» **REQUEST**
Reproduce the data exactly and drop any pictures it holds.

[Dataset records]
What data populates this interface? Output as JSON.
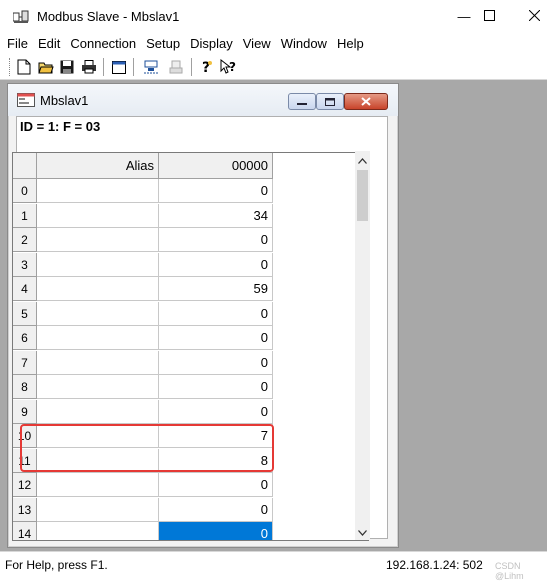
{
  "window": {
    "title": "Modbus Slave - Mbslav1",
    "icon": "modbus-app-icon",
    "minimize": "—",
    "maximize": "☐",
    "close": "✕"
  },
  "menu": [
    "File",
    "Edit",
    "Connection",
    "Setup",
    "Display",
    "View",
    "Window",
    "Help"
  ],
  "toolbar": {
    "icons": [
      "new-icon",
      "open-icon",
      "save-icon",
      "print-icon",
      "window-icon",
      "connect-icon",
      "disconnect-icon",
      "help-icon",
      "context-help-icon"
    ]
  },
  "child": {
    "title": "Mbslav1",
    "id_line": "ID = 1: F = 03",
    "grid": {
      "corner": "",
      "alias_header": "Alias",
      "column_header": "00000",
      "rows": [
        {
          "num": "0",
          "value": "0"
        },
        {
          "num": "1",
          "value": "34"
        },
        {
          "num": "2",
          "value": "0"
        },
        {
          "num": "3",
          "value": "0"
        },
        {
          "num": "4",
          "value": "59"
        },
        {
          "num": "5",
          "value": "0"
        },
        {
          "num": "6",
          "value": "0"
        },
        {
          "num": "7",
          "value": "0"
        },
        {
          "num": "8",
          "value": "0"
        },
        {
          "num": "9",
          "value": "0"
        },
        {
          "num": "10",
          "value": "7"
        },
        {
          "num": "11",
          "value": "8"
        },
        {
          "num": "12",
          "value": "0"
        },
        {
          "num": "13",
          "value": "0"
        },
        {
          "num": "14",
          "value": "0"
        }
      ],
      "selected_row": 14,
      "highlighted_rows": [
        10,
        11
      ]
    }
  },
  "status": {
    "help": "For Help, press F1.",
    "address": "192.168.1.24: 502",
    "watermark": "CSDN @Lihm"
  },
  "colors": {
    "selection": "#0078d7",
    "highlight": "#e53935",
    "mdi_background": "#a8a8a8"
  }
}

» **SOLUTION TO THE EXERCISE**
What data populates this interface? Output as JSON.
{
  "window": {
    "title": "Modbus Slave - Mbslav1",
    "icon": "modbus-app-icon",
    "minimize": "—",
    "maximize": "☐",
    "close": "✕"
  },
  "menu": [
    "File",
    "Edit",
    "Connection",
    "Setup",
    "Display",
    "View",
    "Window",
    "Help"
  ],
  "toolbar": {
    "icons": [
      "new-icon",
      "open-icon",
      "save-icon",
      "print-icon",
      "window-icon",
      "connect-icon",
      "disconnect-icon",
      "help-icon",
      "context-help-icon"
    ]
  },
  "child": {
    "title": "Mbslav1",
    "id_line": "ID = 1: F = 03",
    "grid": {
      "corner": "",
      "alias_header": "Alias",
      "column_header": "00000",
      "rows": [
        {
          "num": "0",
          "value": "0"
        },
        {
          "num": "1",
          "value": "34"
        },
        {
          "num": "2",
          "value": "0"
        },
        {
          "num": "3",
          "value": "0"
        },
        {
          "num": "4",
          "value": "59"
        },
        {
          "num": "5",
          "value": "0"
        },
        {
          "num": "6",
          "value": "0"
        },
        {
          "num": "7",
          "value": "0"
        },
        {
          "num": "8",
          "value": "0"
        },
        {
          "num": "9",
          "value": "0"
        },
        {
          "num": "10",
          "value": "7"
        },
        {
          "num": "11",
          "value": "8"
        },
        {
          "num": "12",
          "value": "0"
        },
        {
          "num": "13",
          "value": "0"
        },
        {
          "num": "14",
          "value": "0"
        }
      ],
      "selected_row": 14,
      "highlighted_rows": [
        10,
        11
      ]
    }
  },
  "status": {
    "help": "For Help, press F1.",
    "address": "192.168.1.24: 502",
    "watermark": "CSDN @Lihm"
  },
  "colors": {
    "selection": "#0078d7",
    "highlight": "#e53935",
    "mdi_background": "#a8a8a8"
  }
}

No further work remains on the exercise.